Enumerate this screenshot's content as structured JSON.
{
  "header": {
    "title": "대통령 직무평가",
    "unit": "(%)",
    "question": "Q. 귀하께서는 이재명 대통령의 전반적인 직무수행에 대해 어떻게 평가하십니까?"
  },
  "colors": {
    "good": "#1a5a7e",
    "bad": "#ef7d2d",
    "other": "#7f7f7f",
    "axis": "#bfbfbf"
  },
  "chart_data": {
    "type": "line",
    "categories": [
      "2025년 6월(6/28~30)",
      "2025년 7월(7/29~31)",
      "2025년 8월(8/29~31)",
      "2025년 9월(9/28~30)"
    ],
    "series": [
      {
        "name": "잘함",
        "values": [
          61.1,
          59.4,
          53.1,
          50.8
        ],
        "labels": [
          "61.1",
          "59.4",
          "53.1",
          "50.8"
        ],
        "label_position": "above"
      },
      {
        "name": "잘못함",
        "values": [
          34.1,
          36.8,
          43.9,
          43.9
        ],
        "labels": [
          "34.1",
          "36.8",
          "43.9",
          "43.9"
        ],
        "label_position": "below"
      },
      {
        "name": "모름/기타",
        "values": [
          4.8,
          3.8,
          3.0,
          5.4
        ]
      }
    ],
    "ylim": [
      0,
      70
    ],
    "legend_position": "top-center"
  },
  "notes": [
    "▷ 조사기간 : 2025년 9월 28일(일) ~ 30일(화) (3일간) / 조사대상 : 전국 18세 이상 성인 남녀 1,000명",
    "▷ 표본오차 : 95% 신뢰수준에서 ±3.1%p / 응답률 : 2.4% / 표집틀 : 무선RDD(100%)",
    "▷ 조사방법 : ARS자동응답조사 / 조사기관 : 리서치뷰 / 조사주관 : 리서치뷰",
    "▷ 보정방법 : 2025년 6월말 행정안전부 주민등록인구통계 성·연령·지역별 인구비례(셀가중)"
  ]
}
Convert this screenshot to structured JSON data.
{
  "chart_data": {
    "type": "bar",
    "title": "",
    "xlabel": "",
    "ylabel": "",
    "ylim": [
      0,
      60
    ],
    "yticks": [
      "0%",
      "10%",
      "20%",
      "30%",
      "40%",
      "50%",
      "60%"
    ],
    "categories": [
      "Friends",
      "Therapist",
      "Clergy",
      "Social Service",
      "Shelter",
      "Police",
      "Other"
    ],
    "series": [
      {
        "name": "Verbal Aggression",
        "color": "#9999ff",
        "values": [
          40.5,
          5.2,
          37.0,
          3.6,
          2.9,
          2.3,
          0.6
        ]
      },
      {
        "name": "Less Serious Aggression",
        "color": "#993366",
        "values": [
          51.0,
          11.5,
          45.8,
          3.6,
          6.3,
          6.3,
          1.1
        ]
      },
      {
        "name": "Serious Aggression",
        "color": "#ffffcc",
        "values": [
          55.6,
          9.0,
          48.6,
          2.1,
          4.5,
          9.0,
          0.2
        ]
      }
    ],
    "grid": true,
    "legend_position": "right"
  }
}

--

— Work instructions —
Find the line with "Convert this screenshot" in the listing above, then write out that line and each remaining line exactly, with no other text.

— In response —
Convert this screenshot to structured JSON data.
{
  "chart_data": {
    "type": "bar",
    "title": "",
    "xlabel": "",
    "ylabel": "",
    "ylim": [
      0,
      60
    ],
    "yticks": [
      "0%",
      "10%",
      "20%",
      "30%",
      "40%",
      "50%",
      "60%"
    ],
    "categories": [
      "Friends",
      "Therapist",
      "Clergy",
      "Social Service",
      "Shelter",
      "Police",
      "Other"
    ],
    "series": [
      {
        "name": "Verbal Aggression",
        "color": "#9999ff",
        "values": [
          40.5,
          5.2,
          37.0,
          3.6,
          2.9,
          2.3,
          0.6
        ]
      },
      {
        "name": "Less Serious Aggression",
        "color": "#993366",
        "values": [
          51.0,
          11.5,
          45.8,
          3.6,
          6.3,
          6.3,
          1.1
        ]
      },
      {
        "name": "Serious Aggression",
        "color": "#ffffcc",
        "values": [
          55.6,
          9.0,
          48.6,
          2.1,
          4.5,
          9.0,
          0.2
        ]
      }
    ],
    "grid": true,
    "legend_position": "right"
  }
}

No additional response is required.